Records excerpted from a collection
|---|

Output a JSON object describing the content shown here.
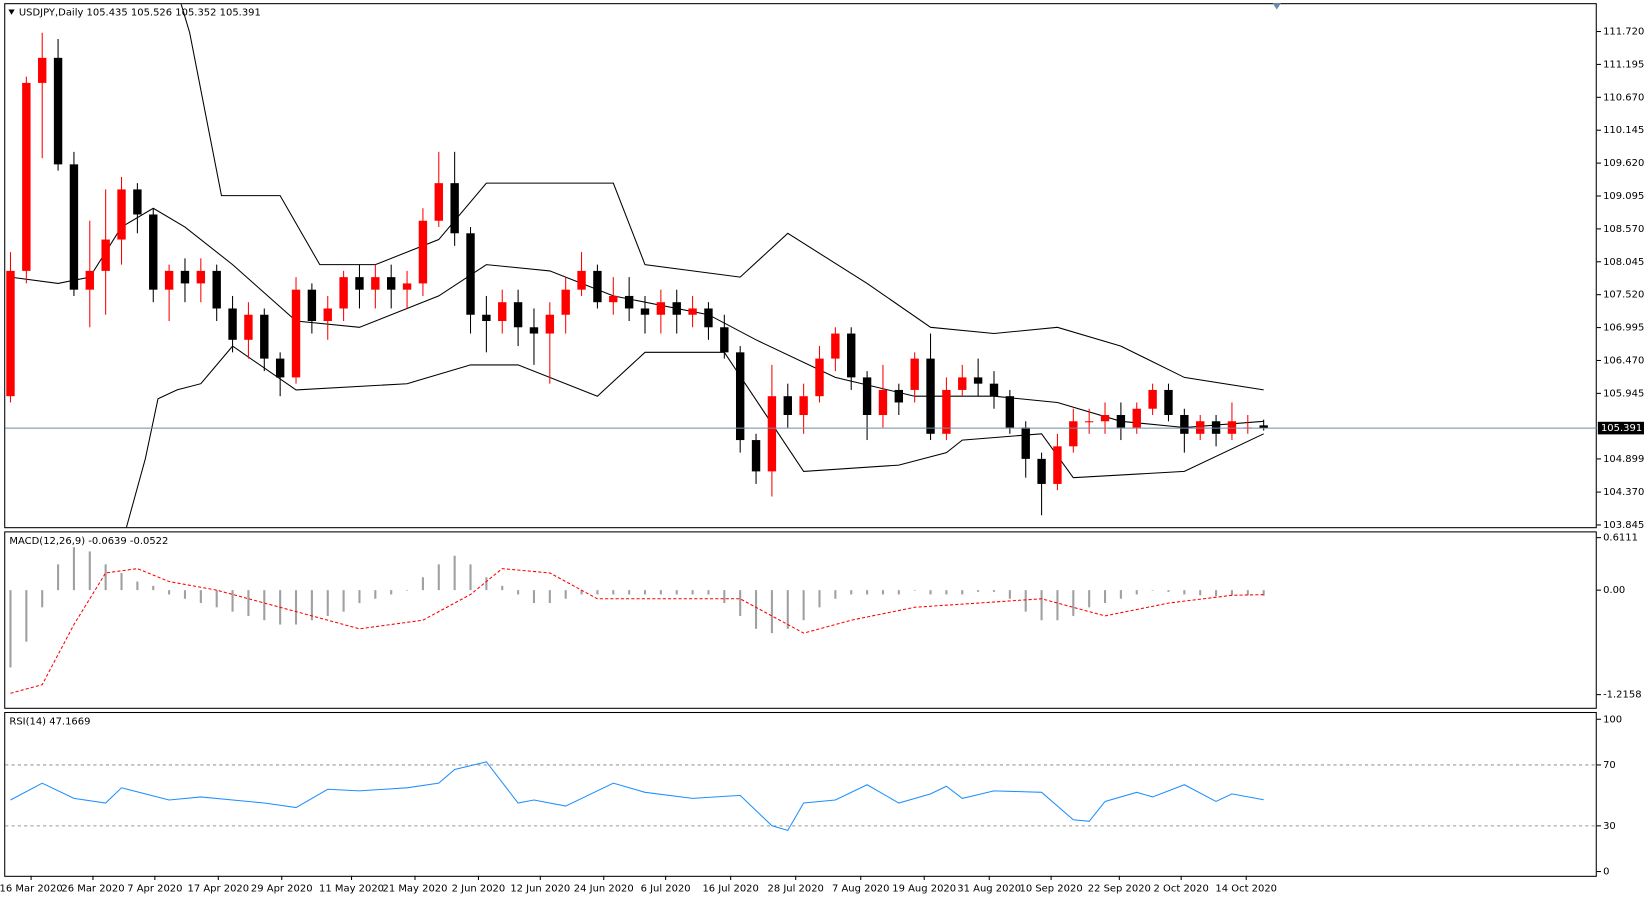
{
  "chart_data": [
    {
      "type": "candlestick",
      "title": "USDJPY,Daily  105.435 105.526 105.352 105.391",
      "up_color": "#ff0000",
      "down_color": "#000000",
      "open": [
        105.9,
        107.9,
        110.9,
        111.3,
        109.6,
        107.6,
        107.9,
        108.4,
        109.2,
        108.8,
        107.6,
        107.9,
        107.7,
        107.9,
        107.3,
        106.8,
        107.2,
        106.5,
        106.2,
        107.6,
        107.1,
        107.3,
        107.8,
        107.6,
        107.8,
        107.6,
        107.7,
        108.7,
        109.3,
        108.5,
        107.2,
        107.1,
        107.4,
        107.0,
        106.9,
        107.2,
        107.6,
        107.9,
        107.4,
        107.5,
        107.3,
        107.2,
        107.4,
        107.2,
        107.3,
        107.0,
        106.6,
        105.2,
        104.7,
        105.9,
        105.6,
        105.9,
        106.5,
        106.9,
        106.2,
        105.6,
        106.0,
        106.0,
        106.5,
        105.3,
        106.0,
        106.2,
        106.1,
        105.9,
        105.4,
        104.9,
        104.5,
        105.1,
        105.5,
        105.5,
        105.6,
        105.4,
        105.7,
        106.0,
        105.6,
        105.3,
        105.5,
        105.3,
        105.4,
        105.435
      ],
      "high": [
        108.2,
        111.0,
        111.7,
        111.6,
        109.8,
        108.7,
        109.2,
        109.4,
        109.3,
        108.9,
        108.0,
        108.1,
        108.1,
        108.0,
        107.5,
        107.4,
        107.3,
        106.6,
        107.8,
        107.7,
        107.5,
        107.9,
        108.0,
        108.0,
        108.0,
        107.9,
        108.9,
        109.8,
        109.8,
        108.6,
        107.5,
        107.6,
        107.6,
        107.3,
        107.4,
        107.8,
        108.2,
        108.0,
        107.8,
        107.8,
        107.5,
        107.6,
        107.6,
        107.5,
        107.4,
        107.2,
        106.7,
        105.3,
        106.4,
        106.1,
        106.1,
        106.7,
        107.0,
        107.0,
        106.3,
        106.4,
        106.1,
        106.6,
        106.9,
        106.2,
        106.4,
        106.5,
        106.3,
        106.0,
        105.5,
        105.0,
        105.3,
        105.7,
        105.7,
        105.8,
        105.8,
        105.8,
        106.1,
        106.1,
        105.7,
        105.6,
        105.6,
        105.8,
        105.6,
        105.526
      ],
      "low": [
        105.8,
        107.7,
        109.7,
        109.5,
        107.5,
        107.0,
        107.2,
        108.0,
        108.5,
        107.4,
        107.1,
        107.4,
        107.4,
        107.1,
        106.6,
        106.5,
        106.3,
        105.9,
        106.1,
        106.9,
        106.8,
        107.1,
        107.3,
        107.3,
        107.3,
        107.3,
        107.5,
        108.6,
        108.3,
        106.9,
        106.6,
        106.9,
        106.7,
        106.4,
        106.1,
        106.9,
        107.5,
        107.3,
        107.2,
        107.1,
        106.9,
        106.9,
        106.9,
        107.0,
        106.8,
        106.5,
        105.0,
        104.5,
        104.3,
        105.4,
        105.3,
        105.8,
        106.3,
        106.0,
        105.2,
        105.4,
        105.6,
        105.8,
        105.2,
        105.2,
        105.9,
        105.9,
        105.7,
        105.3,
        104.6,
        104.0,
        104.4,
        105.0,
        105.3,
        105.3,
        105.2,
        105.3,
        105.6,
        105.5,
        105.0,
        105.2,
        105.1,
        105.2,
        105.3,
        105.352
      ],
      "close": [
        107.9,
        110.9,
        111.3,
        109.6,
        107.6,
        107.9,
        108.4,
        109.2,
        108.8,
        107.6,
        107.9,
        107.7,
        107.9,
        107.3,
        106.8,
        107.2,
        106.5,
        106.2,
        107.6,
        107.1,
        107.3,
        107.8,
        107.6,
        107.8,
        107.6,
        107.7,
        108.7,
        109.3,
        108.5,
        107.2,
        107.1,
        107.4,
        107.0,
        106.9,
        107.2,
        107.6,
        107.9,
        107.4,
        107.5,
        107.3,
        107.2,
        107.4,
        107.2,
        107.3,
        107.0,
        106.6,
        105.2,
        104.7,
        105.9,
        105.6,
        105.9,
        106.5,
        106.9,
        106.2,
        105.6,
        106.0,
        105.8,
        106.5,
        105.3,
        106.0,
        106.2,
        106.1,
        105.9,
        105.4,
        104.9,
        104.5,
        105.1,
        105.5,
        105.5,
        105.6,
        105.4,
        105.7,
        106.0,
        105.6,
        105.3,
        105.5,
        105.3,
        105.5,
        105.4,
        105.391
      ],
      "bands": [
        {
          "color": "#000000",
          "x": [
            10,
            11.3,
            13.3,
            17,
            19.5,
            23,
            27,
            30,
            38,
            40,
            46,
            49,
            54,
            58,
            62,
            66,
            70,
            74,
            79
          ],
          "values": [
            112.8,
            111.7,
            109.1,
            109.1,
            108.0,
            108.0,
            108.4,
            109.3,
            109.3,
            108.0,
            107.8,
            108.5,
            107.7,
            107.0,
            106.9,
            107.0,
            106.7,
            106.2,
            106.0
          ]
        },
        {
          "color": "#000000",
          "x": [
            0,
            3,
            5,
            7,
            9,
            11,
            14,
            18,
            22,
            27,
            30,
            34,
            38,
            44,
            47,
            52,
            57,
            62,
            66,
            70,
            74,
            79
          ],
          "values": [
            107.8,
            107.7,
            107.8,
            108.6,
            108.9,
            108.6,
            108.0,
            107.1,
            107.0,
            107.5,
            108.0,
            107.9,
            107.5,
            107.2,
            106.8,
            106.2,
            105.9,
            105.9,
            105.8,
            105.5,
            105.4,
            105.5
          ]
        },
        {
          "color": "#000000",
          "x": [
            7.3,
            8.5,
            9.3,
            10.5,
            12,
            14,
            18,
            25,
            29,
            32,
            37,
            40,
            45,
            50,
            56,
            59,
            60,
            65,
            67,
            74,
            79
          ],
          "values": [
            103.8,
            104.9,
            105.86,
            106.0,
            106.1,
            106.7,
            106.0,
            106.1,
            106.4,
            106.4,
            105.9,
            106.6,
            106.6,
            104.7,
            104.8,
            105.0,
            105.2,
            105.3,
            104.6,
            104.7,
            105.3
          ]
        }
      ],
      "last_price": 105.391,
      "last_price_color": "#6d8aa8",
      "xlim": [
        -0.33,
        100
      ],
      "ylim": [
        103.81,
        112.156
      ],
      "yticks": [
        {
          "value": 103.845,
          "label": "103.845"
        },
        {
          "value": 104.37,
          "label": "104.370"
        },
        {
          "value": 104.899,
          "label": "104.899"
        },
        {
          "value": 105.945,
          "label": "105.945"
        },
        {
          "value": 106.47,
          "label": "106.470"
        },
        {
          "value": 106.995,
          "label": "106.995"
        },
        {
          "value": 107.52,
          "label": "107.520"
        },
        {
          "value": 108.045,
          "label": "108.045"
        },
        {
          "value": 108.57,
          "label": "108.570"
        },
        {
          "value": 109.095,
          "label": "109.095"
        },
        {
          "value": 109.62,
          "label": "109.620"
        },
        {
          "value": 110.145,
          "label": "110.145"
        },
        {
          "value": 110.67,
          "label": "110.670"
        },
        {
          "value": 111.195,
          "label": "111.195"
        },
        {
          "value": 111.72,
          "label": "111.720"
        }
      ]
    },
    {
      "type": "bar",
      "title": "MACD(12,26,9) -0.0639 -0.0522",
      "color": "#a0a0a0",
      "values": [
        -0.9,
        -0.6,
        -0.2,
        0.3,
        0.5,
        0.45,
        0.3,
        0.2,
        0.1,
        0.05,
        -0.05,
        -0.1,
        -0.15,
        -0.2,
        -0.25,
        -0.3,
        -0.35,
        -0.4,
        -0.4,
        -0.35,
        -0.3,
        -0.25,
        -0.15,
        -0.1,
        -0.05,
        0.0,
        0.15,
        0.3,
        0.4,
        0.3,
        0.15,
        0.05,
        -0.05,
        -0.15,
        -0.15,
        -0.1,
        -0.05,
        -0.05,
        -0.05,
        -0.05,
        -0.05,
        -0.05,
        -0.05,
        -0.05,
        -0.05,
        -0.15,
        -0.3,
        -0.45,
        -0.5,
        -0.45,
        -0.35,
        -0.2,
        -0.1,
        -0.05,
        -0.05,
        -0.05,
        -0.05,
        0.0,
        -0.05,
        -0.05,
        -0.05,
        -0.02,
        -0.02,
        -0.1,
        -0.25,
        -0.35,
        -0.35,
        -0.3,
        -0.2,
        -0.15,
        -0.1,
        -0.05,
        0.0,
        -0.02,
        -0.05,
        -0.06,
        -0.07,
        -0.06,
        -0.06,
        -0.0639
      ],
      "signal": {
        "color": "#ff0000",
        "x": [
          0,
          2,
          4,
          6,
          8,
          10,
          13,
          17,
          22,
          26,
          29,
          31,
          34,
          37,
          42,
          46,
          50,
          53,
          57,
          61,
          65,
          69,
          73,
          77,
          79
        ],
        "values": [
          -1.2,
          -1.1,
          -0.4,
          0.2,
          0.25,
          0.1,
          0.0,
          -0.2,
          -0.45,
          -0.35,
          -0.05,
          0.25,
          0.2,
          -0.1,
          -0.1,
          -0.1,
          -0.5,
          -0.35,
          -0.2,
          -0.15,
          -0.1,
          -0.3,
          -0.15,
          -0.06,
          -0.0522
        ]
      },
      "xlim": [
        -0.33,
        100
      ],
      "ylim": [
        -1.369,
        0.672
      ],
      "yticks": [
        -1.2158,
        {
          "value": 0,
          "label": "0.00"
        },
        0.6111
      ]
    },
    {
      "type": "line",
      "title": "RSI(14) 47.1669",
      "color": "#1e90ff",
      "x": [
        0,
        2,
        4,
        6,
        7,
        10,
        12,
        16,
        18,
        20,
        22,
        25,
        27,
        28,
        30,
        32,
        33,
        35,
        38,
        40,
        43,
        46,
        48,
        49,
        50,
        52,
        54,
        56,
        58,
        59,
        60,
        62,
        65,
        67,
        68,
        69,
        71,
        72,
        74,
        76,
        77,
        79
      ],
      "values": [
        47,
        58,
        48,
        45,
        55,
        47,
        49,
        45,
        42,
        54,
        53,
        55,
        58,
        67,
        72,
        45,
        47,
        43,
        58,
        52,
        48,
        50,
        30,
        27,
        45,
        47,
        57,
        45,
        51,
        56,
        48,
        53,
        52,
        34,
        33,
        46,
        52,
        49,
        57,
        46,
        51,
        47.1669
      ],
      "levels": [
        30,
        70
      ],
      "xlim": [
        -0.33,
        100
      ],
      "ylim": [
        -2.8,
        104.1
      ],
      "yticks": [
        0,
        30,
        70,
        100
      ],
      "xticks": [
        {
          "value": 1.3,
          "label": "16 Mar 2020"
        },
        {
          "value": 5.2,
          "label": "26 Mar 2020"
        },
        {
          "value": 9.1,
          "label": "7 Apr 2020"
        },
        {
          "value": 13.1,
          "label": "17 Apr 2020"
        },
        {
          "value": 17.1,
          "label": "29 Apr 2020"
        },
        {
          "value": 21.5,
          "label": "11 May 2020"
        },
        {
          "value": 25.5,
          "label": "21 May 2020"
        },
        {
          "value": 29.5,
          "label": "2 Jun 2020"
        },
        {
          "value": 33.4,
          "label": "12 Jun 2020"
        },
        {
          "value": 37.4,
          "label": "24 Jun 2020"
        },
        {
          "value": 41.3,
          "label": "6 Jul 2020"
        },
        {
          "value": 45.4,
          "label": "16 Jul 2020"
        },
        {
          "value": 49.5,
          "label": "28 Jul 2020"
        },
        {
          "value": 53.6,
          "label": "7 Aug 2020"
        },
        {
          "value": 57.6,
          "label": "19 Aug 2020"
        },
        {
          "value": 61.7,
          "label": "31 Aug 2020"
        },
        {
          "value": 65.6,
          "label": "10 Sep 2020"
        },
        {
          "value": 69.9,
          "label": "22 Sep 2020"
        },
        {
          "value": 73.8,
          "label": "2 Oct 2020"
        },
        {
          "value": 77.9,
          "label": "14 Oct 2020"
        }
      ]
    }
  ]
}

|---|

## TASK
Which lines hold the string "type"? Copy all of them from the data above.

## SOLUTION BELOW
      "type": "candlestick",
      "type": "bar",
      "type": "line",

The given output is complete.